> DIRECTIONS FOR THIS TASK
Select the lines below containing the word "text".
******
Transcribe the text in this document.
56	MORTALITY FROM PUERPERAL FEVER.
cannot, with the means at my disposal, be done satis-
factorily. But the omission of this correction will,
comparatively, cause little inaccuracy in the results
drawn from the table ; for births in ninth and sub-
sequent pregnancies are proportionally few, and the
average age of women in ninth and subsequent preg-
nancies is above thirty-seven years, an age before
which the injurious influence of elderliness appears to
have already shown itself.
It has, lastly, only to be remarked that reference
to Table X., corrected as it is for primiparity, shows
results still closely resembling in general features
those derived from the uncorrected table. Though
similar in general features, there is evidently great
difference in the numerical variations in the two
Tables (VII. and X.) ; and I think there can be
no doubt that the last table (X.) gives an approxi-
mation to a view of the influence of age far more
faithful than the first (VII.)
******
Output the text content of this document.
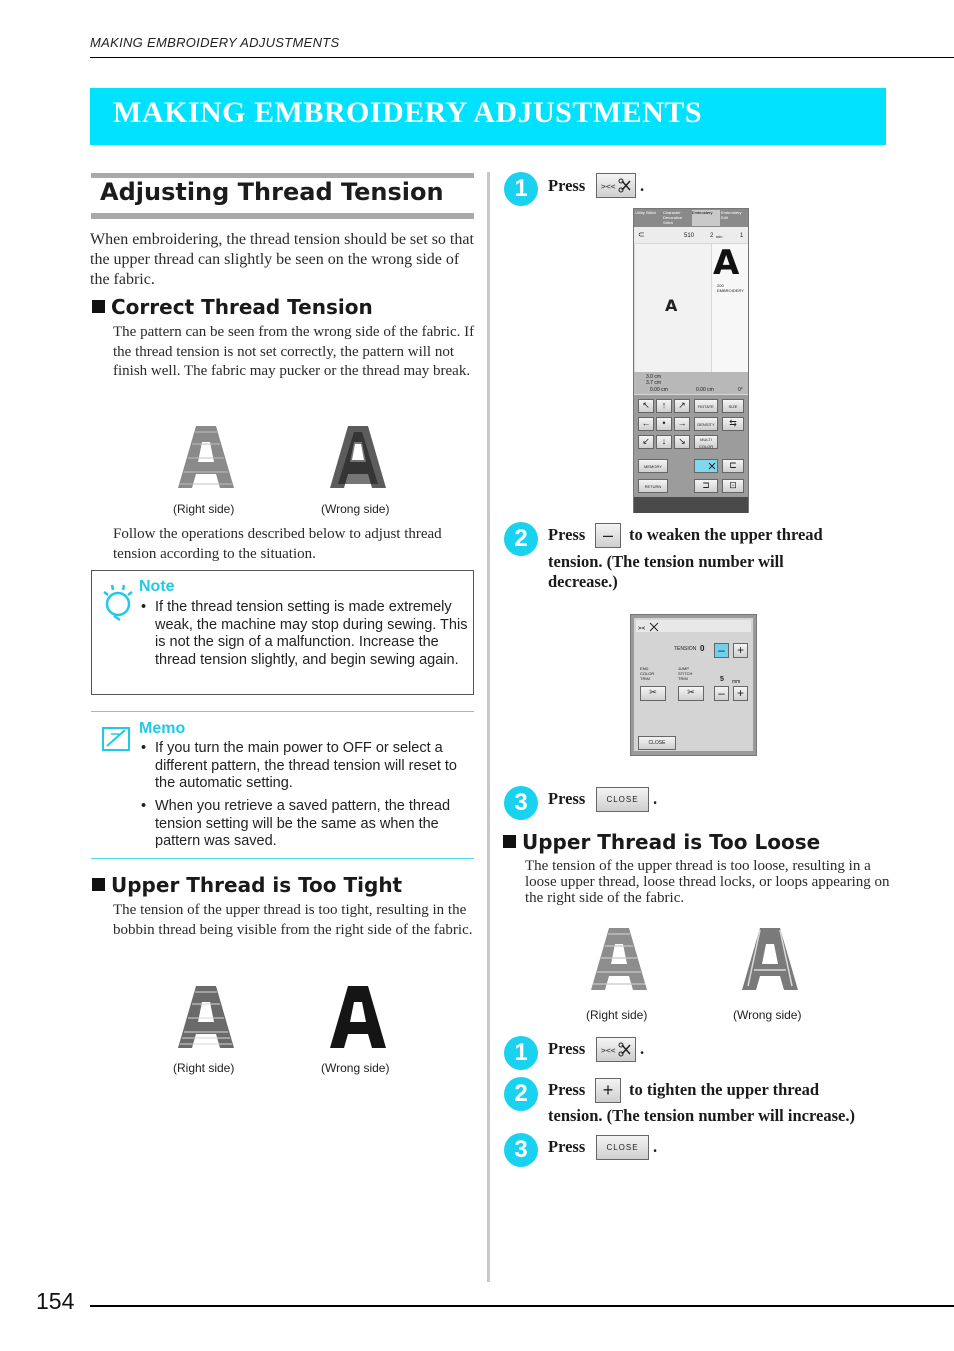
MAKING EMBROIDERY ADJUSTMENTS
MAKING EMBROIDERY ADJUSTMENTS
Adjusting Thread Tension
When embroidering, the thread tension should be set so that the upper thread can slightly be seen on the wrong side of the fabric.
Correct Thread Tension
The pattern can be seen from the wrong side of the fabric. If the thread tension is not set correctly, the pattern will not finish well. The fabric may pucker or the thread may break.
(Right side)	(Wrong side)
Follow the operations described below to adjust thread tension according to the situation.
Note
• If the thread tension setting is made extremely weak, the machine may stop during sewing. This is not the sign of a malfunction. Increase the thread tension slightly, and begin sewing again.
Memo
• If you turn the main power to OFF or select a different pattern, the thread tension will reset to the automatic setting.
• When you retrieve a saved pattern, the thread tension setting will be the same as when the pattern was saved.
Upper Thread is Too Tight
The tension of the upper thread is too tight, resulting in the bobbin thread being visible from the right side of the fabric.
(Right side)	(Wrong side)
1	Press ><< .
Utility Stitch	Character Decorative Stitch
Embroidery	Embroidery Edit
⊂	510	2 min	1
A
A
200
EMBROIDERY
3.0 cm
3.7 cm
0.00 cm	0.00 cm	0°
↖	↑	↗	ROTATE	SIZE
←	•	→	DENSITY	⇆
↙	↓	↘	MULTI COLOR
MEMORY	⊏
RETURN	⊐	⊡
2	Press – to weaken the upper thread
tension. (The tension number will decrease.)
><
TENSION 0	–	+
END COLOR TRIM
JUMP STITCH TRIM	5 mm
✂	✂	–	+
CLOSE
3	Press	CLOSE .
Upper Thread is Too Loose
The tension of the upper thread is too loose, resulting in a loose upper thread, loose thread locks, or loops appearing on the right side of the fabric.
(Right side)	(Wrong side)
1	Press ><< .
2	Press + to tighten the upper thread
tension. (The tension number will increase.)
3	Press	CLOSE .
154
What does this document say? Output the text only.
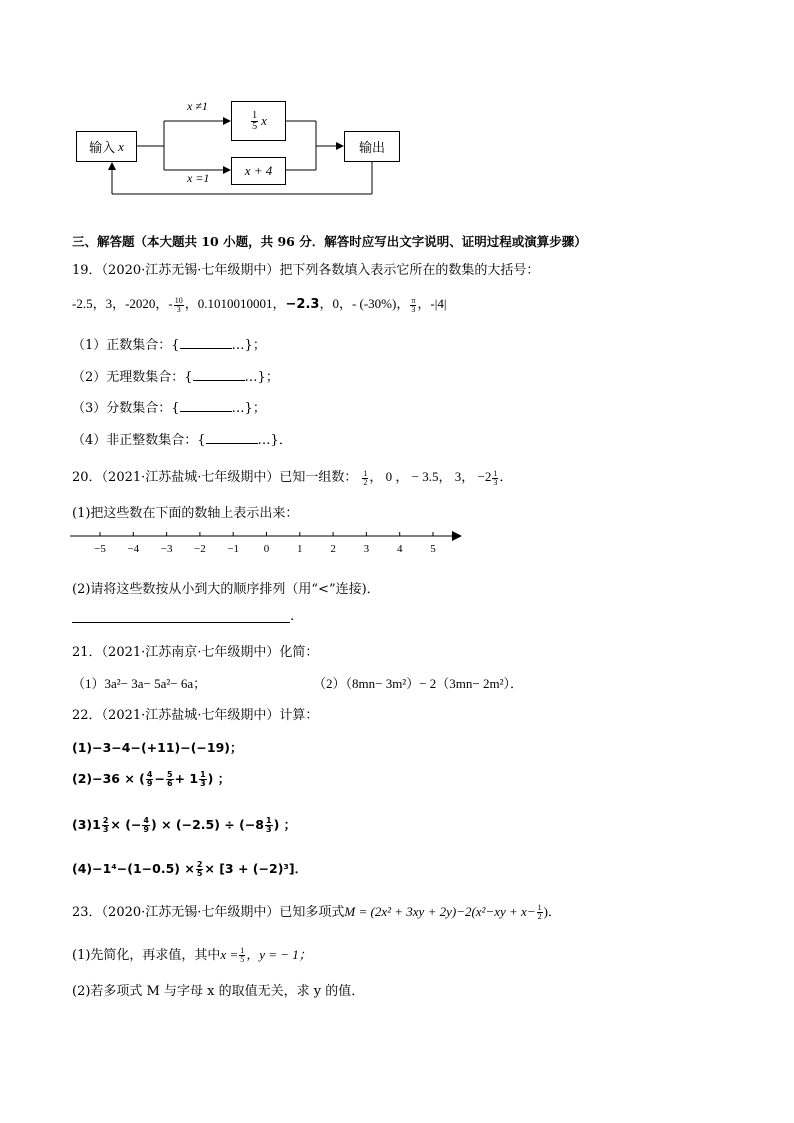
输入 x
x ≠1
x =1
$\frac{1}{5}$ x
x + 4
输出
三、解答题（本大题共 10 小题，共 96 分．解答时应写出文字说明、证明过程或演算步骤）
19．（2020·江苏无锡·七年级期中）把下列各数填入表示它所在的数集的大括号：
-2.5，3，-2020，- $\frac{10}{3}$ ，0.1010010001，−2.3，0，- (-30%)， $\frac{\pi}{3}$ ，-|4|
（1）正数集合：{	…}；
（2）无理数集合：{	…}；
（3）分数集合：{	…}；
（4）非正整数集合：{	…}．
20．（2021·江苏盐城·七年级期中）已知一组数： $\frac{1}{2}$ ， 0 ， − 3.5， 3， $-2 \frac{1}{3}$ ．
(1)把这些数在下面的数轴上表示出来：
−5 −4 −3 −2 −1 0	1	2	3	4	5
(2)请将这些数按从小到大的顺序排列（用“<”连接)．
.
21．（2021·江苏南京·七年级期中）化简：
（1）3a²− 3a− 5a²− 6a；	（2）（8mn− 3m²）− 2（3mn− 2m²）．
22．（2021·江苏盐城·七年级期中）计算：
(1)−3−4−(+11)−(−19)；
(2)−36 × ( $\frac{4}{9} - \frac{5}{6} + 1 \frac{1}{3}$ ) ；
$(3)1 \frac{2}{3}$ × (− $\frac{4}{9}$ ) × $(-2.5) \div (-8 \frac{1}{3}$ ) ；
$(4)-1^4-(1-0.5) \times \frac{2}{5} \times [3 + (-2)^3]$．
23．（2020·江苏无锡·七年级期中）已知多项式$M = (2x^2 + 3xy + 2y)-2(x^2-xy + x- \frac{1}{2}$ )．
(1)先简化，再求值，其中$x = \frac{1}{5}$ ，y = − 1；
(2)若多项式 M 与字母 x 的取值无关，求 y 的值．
******
> SOLVED EXERCISE
Transcribe the text in this document.
Output the text content of this document.
What does this document say? Output the text only.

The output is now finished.